Copy out every line of these records word for word, without changing anything.

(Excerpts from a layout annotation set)
● ● ●

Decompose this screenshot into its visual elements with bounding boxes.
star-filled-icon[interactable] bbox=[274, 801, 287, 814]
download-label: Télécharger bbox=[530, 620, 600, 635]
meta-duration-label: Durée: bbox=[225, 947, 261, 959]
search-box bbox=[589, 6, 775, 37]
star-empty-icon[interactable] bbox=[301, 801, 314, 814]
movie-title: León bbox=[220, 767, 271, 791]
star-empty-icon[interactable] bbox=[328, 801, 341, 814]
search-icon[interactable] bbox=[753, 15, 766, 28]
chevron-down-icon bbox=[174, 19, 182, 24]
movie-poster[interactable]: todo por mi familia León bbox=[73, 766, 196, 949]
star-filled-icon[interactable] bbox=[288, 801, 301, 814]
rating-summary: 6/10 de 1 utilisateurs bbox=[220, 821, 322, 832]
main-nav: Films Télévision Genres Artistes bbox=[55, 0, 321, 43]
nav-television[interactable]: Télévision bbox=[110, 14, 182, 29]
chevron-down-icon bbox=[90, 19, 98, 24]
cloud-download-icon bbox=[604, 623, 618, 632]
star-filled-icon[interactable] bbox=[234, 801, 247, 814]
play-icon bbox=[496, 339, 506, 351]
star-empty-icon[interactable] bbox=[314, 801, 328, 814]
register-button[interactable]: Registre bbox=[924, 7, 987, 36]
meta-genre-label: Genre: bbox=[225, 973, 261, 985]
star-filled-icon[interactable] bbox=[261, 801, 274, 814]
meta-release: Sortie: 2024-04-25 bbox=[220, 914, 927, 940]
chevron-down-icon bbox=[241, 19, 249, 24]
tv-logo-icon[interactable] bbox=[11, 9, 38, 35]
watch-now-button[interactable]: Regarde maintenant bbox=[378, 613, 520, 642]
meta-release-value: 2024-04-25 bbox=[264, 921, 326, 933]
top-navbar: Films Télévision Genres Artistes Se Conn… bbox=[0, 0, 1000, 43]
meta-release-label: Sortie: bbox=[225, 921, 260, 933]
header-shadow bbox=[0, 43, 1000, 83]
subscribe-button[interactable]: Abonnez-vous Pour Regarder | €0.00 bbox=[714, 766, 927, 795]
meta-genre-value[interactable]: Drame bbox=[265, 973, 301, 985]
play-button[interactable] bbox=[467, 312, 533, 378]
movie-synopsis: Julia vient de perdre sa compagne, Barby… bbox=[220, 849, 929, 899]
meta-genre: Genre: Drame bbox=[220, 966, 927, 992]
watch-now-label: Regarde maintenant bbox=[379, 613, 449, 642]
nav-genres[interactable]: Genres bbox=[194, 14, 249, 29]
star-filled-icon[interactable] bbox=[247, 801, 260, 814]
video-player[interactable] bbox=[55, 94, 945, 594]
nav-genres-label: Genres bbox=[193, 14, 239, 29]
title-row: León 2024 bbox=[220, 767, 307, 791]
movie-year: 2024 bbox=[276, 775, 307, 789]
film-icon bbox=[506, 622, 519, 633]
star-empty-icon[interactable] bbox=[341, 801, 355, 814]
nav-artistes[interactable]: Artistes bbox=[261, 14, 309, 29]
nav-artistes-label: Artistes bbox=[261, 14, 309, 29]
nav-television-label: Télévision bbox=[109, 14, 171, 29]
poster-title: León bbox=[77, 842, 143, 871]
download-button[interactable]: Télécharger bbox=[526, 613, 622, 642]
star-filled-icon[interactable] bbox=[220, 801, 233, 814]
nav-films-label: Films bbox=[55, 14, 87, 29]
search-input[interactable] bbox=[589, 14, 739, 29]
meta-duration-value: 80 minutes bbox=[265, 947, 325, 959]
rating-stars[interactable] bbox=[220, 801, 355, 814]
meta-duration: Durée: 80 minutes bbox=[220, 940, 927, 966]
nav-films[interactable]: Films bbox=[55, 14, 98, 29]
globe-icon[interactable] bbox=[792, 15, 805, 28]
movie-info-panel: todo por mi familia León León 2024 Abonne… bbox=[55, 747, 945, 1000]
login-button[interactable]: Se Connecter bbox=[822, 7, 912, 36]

● ● ●

TASK RESPONSE:
Decompose this screenshot into its visual elements with bounding boxes.
star-filled-icon[interactable] bbox=[274, 801, 287, 814]
download-label: Télécharger bbox=[530, 620, 600, 635]
meta-duration-label: Durée: bbox=[225, 947, 261, 959]
search-box bbox=[589, 6, 775, 37]
star-empty-icon[interactable] bbox=[301, 801, 314, 814]
movie-title: León bbox=[220, 767, 271, 791]
star-empty-icon[interactable] bbox=[328, 801, 341, 814]
search-icon[interactable] bbox=[753, 15, 766, 28]
chevron-down-icon bbox=[174, 19, 182, 24]
movie-poster[interactable]: todo por mi familia León bbox=[73, 766, 196, 949]
star-filled-icon[interactable] bbox=[288, 801, 301, 814]
rating-summary: 6/10 de 1 utilisateurs bbox=[220, 821, 322, 832]
main-nav: Films Télévision Genres Artistes bbox=[55, 0, 321, 43]
nav-television[interactable]: Télévision bbox=[110, 14, 182, 29]
chevron-down-icon bbox=[90, 19, 98, 24]
cloud-download-icon bbox=[604, 623, 618, 632]
star-filled-icon[interactable] bbox=[234, 801, 247, 814]
play-icon bbox=[496, 339, 506, 351]
star-empty-icon[interactable] bbox=[314, 801, 328, 814]
register-button[interactable]: Registre bbox=[924, 7, 987, 36]
meta-genre-label: Genre: bbox=[225, 973, 261, 985]
star-filled-icon[interactable] bbox=[261, 801, 274, 814]
meta-release: Sortie: 2024-04-25 bbox=[220, 914, 927, 940]
chevron-down-icon bbox=[241, 19, 249, 24]
tv-logo-icon[interactable] bbox=[11, 9, 38, 35]
watch-now-button[interactable]: Regarde maintenant bbox=[378, 613, 520, 642]
meta-release-value: 2024-04-25 bbox=[264, 921, 326, 933]
top-navbar: Films Télévision Genres Artistes Se Conn… bbox=[0, 0, 1000, 43]
meta-release-label: Sortie: bbox=[225, 921, 260, 933]
header-shadow bbox=[0, 43, 1000, 83]
subscribe-button[interactable]: Abonnez-vous Pour Regarder | €0.00 bbox=[714, 766, 927, 795]
meta-genre-value[interactable]: Drame bbox=[265, 973, 301, 985]
play-button[interactable] bbox=[467, 312, 533, 378]
movie-synopsis: Julia vient de perdre sa compagne, Barby… bbox=[220, 849, 929, 899]
meta-genre: Genre: Drame bbox=[220, 966, 927, 992]
watch-now-label: Regarde maintenant bbox=[379, 613, 449, 642]
nav-genres[interactable]: Genres bbox=[194, 14, 249, 29]
star-filled-icon[interactable] bbox=[247, 801, 260, 814]
video-player[interactable] bbox=[55, 94, 945, 594]
nav-genres-label: Genres bbox=[193, 14, 239, 29]
title-row: León 2024 bbox=[220, 767, 307, 791]
movie-year: 2024 bbox=[276, 775, 307, 789]
film-icon bbox=[506, 622, 519, 633]
star-empty-icon[interactable] bbox=[341, 801, 355, 814]
nav-artistes[interactable]: Artistes bbox=[261, 14, 309, 29]
nav-artistes-label: Artistes bbox=[261, 14, 309, 29]
nav-television-label: Télévision bbox=[109, 14, 171, 29]
poster-title: León bbox=[77, 842, 143, 871]
download-button[interactable]: Télécharger bbox=[526, 613, 622, 642]
star-filled-icon[interactable] bbox=[220, 801, 233, 814]
nav-films-label: Films bbox=[55, 14, 87, 29]
search-input[interactable] bbox=[589, 14, 739, 29]
meta-duration-value: 80 minutes bbox=[265, 947, 325, 959]
rating-stars[interactable] bbox=[220, 801, 355, 814]
meta-duration: Durée: 80 minutes bbox=[220, 940, 927, 966]
nav-films[interactable]: Films bbox=[55, 14, 98, 29]
globe-icon[interactable] bbox=[792, 15, 805, 28]
movie-info-panel: todo por mi familia León León 2024 Abonne… bbox=[55, 747, 945, 1000]
login-button[interactable]: Se Connecter bbox=[822, 7, 912, 36]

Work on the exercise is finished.